## What you are asked to do
Return each entry exactly, omitting nothing.

## Entries provided
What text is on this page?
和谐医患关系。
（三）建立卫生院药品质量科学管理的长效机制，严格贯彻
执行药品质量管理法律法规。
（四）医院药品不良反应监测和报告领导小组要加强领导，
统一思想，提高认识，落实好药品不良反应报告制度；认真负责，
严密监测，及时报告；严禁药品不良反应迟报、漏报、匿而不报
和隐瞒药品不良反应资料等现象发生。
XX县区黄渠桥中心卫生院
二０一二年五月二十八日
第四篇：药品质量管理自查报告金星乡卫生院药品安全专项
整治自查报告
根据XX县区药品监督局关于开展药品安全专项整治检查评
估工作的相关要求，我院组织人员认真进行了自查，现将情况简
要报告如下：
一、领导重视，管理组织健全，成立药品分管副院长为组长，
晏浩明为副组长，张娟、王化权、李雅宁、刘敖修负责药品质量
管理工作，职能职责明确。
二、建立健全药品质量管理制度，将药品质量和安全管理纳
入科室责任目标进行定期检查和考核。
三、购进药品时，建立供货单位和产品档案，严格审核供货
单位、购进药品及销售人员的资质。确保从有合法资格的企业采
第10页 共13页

## Response to this task
What text is on this page?
和谐医患关系。
（三）建立卫生院药品质量科学管理的长效机制，严格贯彻
执行药品质量管理法律法规。
（四）医院药品不良反应监测和报告领导小组要加强领导，
统一思想，提高认识，落实好药品不良反应报告制度；认真负责，
严密监测，及时报告；严禁药品不良反应迟报、漏报、匿而不报
和隐瞒药品不良反应资料等现象发生。
XX县区黄渠桥中心卫生院
二０一二年五月二十八日
第四篇：药品质量管理自查报告金星乡卫生院药品安全专项
整治自查报告
根据XX县区药品监督局关于开展药品安全专项整治检查评
估工作的相关要求，我院组织人员认真进行了自查，现将情况简
要报告如下：
一、领导重视，管理组织健全，成立药品分管副院长为组长，
晏浩明为副组长，张娟、王化权、李雅宁、刘敖修负责药品质量
管理工作，职能职责明确。
二、建立健全药品质量管理制度，将药品质量和安全管理纳
入科室责任目标进行定期检查和考核。
三、购进药品时，建立供货单位和产品档案，严格审核供货
单位、购进药品及销售人员的资质。确保从有合法资格的企业采
第10页 共13页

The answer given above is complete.